TO DO — Give a verbatim quotation of every record.

** Begin **

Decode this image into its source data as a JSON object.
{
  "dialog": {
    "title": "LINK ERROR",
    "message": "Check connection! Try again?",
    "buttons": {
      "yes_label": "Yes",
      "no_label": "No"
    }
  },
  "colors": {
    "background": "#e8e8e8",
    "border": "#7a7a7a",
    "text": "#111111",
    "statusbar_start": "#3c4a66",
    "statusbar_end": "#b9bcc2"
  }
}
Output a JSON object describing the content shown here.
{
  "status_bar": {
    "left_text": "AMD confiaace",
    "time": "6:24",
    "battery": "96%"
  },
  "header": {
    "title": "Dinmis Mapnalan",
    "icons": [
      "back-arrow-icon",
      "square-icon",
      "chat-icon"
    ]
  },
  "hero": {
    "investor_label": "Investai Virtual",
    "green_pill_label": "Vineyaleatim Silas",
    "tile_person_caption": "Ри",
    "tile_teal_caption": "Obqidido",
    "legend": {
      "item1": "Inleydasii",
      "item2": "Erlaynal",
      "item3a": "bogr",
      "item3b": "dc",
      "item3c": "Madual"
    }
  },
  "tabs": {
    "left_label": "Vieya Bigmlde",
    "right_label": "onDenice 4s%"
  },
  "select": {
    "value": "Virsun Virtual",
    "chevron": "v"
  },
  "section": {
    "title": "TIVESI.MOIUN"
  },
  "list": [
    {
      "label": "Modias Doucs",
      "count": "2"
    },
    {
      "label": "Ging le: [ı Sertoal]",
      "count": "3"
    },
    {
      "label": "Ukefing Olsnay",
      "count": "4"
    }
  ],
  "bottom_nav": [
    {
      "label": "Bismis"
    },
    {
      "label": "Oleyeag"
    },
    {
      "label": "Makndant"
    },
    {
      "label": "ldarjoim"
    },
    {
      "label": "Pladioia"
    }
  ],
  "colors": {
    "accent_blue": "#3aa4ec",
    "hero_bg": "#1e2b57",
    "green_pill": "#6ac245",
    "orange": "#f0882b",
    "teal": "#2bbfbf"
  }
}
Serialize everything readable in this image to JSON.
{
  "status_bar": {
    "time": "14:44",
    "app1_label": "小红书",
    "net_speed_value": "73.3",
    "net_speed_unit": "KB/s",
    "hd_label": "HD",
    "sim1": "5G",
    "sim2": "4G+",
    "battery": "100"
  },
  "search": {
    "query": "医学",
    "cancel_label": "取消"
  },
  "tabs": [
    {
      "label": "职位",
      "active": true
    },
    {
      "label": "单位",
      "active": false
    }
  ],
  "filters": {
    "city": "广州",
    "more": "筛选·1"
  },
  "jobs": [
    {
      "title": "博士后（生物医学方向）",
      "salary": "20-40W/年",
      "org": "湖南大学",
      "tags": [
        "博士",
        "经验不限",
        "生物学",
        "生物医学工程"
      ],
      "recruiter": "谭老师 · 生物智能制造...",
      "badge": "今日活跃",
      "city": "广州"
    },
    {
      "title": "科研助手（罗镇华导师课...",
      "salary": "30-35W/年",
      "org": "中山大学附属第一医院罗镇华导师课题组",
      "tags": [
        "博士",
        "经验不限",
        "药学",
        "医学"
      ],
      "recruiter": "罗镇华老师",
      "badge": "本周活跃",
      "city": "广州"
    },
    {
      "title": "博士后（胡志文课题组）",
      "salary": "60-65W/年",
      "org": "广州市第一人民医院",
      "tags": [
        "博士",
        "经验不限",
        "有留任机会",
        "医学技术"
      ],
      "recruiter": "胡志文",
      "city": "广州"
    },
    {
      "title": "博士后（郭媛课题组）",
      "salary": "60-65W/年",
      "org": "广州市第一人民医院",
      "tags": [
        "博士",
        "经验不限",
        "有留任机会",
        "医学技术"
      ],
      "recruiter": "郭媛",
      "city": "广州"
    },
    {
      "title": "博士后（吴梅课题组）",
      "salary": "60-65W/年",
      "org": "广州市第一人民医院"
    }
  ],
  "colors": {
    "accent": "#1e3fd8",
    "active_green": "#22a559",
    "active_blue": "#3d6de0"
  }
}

** End **

ANSWER TO THIS TASK —
Decode this image into its source data as a JSON object.
{
  "dialog": {
    "title": "LINK ERROR",
    "message": "Check connection! Try again?",
    "buttons": {
      "yes_label": "Yes",
      "no_label": "No"
    }
  },
  "colors": {
    "background": "#e8e8e8",
    "border": "#7a7a7a",
    "text": "#111111",
    "statusbar_start": "#3c4a66",
    "statusbar_end": "#b9bcc2"
  }
}
Output a JSON object describing the content shown here.
{
  "status_bar": {
    "left_text": "AMD confiaace",
    "time": "6:24",
    "battery": "96%"
  },
  "header": {
    "title": "Dinmis Mapnalan",
    "icons": [
      "back-arrow-icon",
      "square-icon",
      "chat-icon"
    ]
  },
  "hero": {
    "investor_label": "Investai Virtual",
    "green_pill_label": "Vineyaleatim Silas",
    "tile_person_caption": "Ри",
    "tile_teal_caption": "Obqidido",
    "legend": {
      "item1": "Inleydasii",
      "item2": "Erlaynal",
      "item3a": "bogr",
      "item3b": "dc",
      "item3c": "Madual"
    }
  },
  "tabs": {
    "left_label": "Vieya Bigmlde",
    "right_label": "onDenice 4s%"
  },
  "select": {
    "value": "Virsun Virtual",
    "chevron": "v"
  },
  "section": {
    "title": "TIVESI.MOIUN"
  },
  "list": [
    {
      "label": "Modias Doucs",
      "count": "2"
    },
    {
      "label": "Ging le: [ı Sertoal]",
      "count": "3"
    },
    {
      "label": "Ukefing Olsnay",
      "count": "4"
    }
  ],
  "bottom_nav": [
    {
      "label": "Bismis"
    },
    {
      "label": "Oleyeag"
    },
    {
      "label": "Makndant"
    },
    {
      "label": "ldarjoim"
    },
    {
      "label": "Pladioia"
    }
  ],
  "colors": {
    "accent_blue": "#3aa4ec",
    "hero_bg": "#1e2b57",
    "green_pill": "#6ac245",
    "orange": "#f0882b",
    "teal": "#2bbfbf"
  }
}
Serialize everything readable in this image to JSON.
{
  "status_bar": {
    "time": "14:44",
    "app1_label": "小红书",
    "net_speed_value": "73.3",
    "net_speed_unit": "KB/s",
    "hd_label": "HD",
    "sim1": "5G",
    "sim2": "4G+",
    "battery": "100"
  },
  "search": {
    "query": "医学",
    "cancel_label": "取消"
  },
  "tabs": [
    {
      "label": "职位",
      "active": true
    },
    {
      "label": "单位",
      "active": false
    }
  ],
  "filters": {
    "city": "广州",
    "more": "筛选·1"
  },
  "jobs": [
    {
      "title": "博士后（生物医学方向）",
      "salary": "20-40W/年",
      "org": "湖南大学",
      "tags": [
        "博士",
        "经验不限",
        "生物学",
        "生物医学工程"
      ],
      "recruiter": "谭老师 · 生物智能制造...",
      "badge": "今日活跃",
      "city": "广州"
    },
    {
      "title": "科研助手（罗镇华导师课...",
      "salary": "30-35W/年",
      "org": "中山大学附属第一医院罗镇华导师课题组",
      "tags": [
        "博士",
        "经验不限",
        "药学",
        "医学"
      ],
      "recruiter": "罗镇华老师",
      "badge": "本周活跃",
      "city": "广州"
    },
    {
      "title": "博士后（胡志文课题组）",
      "salary": "60-65W/年",
      "org": "广州市第一人民医院",
      "tags": [
        "博士",
        "经验不限",
        "有留任机会",
        "医学技术"
      ],
      "recruiter": "胡志文",
      "city": "广州"
    },
    {
      "title": "博士后（郭媛课题组）",
      "salary": "60-65W/年",
      "org": "广州市第一人民医院",
      "tags": [
        "博士",
        "经验不限",
        "有留任机会",
        "医学技术"
      ],
      "recruiter": "郭媛",
      "city": "广州"
    },
    {
      "title": "博士后（吴梅课题组）",
      "salary": "60-65W/年",
      "org": "广州市第一人民医院"
    }
  ],
  "colors": {
    "accent": "#1e3fd8",
    "active_green": "#22a559",
    "active_blue": "#3d6de0"
  }
}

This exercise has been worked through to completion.